=== Records for processing ===

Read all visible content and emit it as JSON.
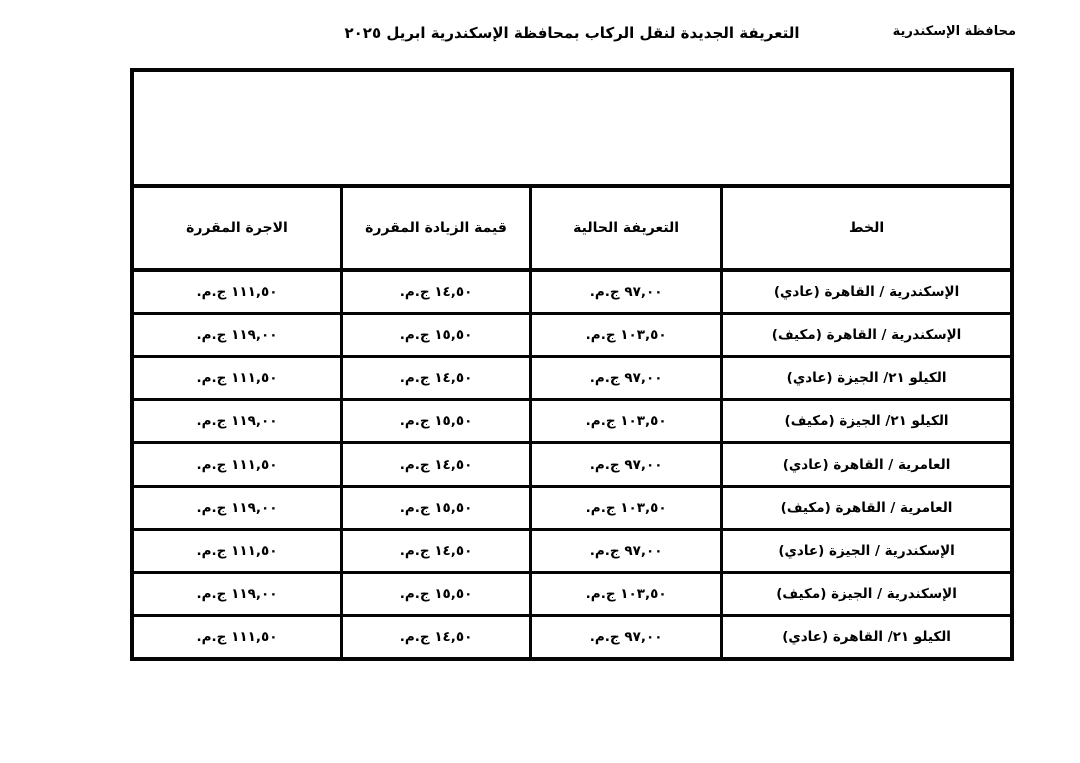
{
  "header": {
    "governorate": "محافظة الإسكندرية",
    "title": "التعريفة الجديدة لنقل الركاب بمحافظة الإسكندرية ابريل ٢٠٢٥"
  },
  "table": {
    "columns": [
      "الخط",
      "التعريفة الحالية",
      "قيمة الزيادة المقررة",
      "الاجرة المقررة"
    ],
    "rows": [
      [
        "الإسكندرية / القاهرة (عادي)",
        "٩٧,٠٠ ج.م.",
        "١٤,٥٠ ج.م.",
        "١١١,٥٠ ج.م."
      ],
      [
        "الإسكندرية / القاهرة (مكيف)",
        "١٠٣,٥٠ ج.م.",
        "١٥,٥٠ ج.م.",
        "١١٩,٠٠ ج.م."
      ],
      [
        "الكيلو ٢١/ الجيزة (عادي)",
        "٩٧,٠٠ ج.م.",
        "١٤,٥٠ ج.م.",
        "١١١,٥٠ ج.م."
      ],
      [
        "الكيلو ٢١/ الجيزة (مكيف)",
        "١٠٣,٥٠ ج.م.",
        "١٥,٥٠ ج.م.",
        "١١٩,٠٠ ج.م."
      ],
      [
        "العامرية / القاهرة (عادي)",
        "٩٧,٠٠ ج.م.",
        "١٤,٥٠ ج.م.",
        "١١١,٥٠ ج.م."
      ],
      [
        "العامرية / القاهرة (مكيف)",
        "١٠٣,٥٠ ج.م.",
        "١٥,٥٠ ج.م.",
        "١١٩,٠٠ ج.م."
      ],
      [
        "الإسكندرية / الجيزة (عادي)",
        "٩٧,٠٠ ج.م.",
        "١٤,٥٠ ج.م.",
        "١١١,٥٠ ج.م."
      ],
      [
        "الإسكندرية / الجيزة (مكيف)",
        "١٠٣,٥٠ ج.م.",
        "١٥,٥٠ ج.م.",
        "١١٩,٠٠ ج.م."
      ],
      [
        "الكيلو ٢١/ القاهرة (عادي)",
        "٩٧,٠٠ ج.م.",
        "١٤,٥٠ ج.م.",
        "١١١,٥٠ ج.م."
      ]
    ]
  }
}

===

=== Do this ===
Sift through the entries and copy every line with "التعريفة".

=== Answer to this task ===
    "title": "التعريفة الجديدة لنقل الركاب بمحافظة الإسكندرية ابريل ٢٠٢٥"
      "التعريفة الحالية",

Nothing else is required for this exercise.